━━━━━ Supplied records ━━━━━

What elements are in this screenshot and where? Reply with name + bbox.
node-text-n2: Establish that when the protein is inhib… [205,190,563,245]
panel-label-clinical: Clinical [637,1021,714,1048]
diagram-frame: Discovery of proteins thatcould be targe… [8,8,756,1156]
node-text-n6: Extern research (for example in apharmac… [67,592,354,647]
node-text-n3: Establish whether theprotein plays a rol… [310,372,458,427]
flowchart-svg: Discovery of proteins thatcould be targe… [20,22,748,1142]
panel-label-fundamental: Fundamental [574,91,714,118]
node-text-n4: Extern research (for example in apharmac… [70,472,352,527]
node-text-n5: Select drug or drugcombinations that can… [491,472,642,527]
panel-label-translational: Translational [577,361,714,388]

━━━━━

- **Directions**: Retype the records exactly.

- **Exercise result**:
What elements are in this screenshot and where? Reply with name + bbox.
node-text-n2: Establish that when the protein is inhib… [205,190,563,245]
panel-label-clinical: Clinical [637,1021,714,1048]
diagram-frame: Discovery of proteins thatcould be targe… [8,8,756,1156]
node-text-n6: Extern research (for example in apharmac… [67,592,354,647]
node-text-n3: Establish whether theprotein plays a rol… [310,372,458,427]
flowchart-svg: Discovery of proteins thatcould be targe… [20,22,748,1142]
panel-label-fundamental: Fundamental [574,91,714,118]
node-text-n4: Extern research (for example in apharmac… [70,472,352,527]
node-text-n5: Select drug or drugcombinations that can… [491,472,642,527]
panel-label-translational: Translational [577,361,714,388]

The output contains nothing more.